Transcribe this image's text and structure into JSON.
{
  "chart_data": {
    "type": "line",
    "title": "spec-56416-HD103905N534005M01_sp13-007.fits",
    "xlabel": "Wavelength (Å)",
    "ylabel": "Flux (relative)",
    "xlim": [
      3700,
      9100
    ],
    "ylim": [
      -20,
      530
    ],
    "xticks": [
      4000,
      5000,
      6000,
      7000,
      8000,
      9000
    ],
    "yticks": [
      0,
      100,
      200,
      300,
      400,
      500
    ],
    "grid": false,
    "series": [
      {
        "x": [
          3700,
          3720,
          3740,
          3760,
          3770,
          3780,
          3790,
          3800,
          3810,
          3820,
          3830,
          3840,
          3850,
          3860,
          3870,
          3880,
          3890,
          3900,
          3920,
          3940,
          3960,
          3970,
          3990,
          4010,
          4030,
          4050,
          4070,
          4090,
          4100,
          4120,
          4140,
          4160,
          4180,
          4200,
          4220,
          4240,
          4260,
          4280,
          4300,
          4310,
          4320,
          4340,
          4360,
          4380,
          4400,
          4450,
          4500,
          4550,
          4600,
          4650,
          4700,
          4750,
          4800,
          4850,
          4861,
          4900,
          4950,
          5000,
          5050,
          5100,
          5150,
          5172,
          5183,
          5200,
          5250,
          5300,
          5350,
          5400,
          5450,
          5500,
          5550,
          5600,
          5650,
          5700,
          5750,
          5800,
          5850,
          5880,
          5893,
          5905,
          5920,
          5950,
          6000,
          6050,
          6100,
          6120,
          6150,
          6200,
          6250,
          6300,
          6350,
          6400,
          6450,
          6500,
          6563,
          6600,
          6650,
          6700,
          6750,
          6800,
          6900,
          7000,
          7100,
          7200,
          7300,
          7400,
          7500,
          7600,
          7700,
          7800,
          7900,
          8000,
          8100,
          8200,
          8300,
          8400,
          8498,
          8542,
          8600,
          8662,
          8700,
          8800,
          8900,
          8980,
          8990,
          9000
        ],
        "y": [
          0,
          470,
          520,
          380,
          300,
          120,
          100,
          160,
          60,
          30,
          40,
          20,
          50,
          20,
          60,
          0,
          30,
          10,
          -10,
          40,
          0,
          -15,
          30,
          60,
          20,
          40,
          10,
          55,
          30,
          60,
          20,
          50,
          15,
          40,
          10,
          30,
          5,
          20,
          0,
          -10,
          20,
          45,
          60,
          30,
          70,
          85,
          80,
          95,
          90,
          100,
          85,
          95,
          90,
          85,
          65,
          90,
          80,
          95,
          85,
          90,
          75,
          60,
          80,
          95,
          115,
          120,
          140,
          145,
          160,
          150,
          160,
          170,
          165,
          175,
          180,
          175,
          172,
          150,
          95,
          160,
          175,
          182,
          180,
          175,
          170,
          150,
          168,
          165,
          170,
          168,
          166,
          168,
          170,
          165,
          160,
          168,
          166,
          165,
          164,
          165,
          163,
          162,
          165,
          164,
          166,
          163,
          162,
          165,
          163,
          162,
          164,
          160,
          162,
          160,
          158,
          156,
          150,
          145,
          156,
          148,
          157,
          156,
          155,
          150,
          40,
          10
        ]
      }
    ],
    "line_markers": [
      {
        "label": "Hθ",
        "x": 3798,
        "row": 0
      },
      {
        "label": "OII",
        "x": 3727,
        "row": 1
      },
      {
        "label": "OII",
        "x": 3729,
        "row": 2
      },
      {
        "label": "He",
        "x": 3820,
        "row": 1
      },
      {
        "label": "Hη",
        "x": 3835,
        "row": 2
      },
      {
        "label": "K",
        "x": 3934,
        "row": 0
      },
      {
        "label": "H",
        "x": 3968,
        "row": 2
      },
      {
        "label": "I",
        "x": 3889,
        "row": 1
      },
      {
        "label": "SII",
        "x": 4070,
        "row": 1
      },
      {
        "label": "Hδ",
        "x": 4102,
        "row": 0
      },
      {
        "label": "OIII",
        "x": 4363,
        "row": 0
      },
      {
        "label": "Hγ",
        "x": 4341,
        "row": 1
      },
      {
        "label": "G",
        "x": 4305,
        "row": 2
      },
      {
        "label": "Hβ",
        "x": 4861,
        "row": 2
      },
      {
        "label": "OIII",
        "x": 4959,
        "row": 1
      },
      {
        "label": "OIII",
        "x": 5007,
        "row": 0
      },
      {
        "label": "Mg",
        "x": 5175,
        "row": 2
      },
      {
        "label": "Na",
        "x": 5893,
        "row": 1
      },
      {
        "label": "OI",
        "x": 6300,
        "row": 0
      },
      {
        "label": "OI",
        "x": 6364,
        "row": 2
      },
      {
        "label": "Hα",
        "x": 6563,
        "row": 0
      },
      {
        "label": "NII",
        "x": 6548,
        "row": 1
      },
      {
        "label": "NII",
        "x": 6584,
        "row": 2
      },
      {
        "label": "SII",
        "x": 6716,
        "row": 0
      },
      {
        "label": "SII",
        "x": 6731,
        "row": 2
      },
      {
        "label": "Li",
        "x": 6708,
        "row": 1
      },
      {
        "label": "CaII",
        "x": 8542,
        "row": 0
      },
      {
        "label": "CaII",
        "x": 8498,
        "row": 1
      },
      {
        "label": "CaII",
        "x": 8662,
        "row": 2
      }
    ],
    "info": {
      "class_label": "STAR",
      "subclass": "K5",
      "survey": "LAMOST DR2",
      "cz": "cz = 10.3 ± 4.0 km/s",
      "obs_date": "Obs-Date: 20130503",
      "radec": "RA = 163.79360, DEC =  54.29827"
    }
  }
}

==

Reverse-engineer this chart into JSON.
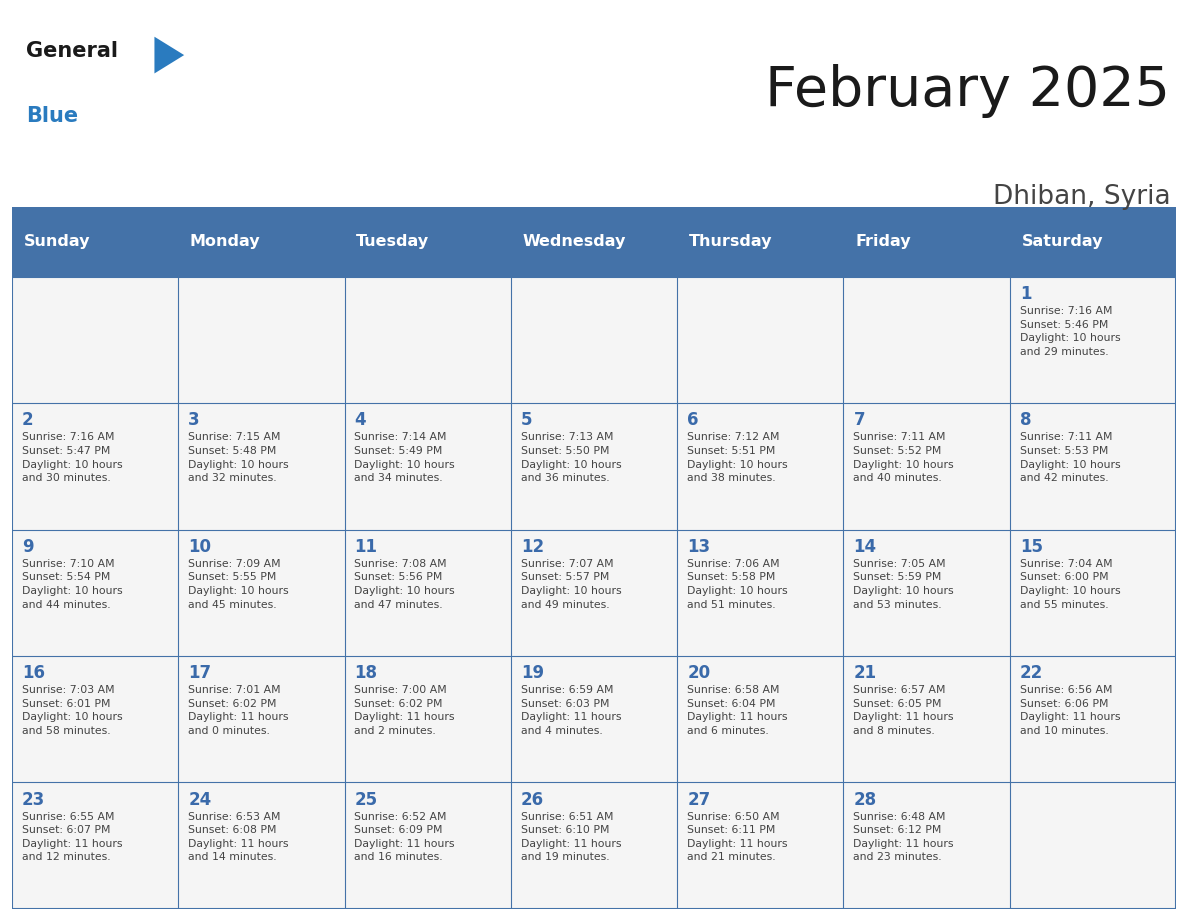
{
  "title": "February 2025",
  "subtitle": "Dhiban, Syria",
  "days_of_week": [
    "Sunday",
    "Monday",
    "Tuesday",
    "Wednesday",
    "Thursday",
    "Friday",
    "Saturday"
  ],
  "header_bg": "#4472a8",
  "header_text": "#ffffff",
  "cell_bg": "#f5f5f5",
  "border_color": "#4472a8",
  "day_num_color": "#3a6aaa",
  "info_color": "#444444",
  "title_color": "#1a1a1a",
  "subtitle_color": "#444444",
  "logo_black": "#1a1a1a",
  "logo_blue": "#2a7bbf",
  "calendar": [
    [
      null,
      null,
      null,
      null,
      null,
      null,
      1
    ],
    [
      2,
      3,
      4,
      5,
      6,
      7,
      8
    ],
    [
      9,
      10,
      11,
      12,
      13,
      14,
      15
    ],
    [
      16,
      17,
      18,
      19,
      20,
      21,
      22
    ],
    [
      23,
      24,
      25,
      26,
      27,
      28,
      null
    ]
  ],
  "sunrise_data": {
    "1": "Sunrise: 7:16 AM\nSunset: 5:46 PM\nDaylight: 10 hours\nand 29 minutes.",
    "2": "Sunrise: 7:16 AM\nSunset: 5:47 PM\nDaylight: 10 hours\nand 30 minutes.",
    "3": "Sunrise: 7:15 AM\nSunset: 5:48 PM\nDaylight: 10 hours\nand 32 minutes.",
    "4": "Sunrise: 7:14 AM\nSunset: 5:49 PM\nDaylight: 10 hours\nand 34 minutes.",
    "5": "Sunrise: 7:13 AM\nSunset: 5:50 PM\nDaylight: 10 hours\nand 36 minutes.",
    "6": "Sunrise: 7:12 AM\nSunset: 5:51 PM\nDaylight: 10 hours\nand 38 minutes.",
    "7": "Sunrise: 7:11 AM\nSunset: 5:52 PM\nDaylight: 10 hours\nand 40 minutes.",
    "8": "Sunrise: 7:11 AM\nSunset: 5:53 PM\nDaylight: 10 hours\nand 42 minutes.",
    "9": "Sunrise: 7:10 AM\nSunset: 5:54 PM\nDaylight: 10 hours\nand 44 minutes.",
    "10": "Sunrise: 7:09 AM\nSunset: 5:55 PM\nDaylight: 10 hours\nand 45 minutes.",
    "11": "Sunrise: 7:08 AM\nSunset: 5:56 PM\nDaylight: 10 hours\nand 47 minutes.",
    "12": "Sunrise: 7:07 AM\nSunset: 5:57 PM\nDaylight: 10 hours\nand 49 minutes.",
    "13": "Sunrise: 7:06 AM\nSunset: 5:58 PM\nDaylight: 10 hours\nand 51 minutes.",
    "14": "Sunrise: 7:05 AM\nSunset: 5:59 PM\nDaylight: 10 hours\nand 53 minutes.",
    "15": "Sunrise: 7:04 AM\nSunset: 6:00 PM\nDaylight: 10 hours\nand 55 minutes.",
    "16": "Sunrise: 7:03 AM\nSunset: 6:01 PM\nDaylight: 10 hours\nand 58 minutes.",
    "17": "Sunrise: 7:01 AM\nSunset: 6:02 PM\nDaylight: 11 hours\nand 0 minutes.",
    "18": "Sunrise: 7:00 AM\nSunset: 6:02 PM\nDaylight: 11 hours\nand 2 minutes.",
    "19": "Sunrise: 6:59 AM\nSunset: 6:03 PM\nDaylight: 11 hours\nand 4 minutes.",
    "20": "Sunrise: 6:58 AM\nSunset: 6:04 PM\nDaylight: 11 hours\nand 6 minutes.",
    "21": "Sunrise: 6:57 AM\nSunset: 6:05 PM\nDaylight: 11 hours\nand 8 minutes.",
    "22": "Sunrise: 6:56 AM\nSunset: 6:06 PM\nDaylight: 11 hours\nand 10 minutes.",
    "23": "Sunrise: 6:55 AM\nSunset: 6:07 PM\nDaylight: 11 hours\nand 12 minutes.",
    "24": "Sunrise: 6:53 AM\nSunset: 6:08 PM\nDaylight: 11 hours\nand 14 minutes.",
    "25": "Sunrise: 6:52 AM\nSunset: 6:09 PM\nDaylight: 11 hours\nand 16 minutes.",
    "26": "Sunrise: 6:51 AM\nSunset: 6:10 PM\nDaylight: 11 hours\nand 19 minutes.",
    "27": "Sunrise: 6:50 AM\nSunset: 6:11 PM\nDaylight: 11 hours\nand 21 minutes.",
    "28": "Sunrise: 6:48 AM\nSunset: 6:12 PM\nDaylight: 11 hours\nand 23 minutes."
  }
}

WRITTEN TASK: Which lines include the word "into"? Copy every one of them.

TASK OUTPUT:
Transcribe this image's text and structure into JSON.
Reverse-engineer this chart into JSON.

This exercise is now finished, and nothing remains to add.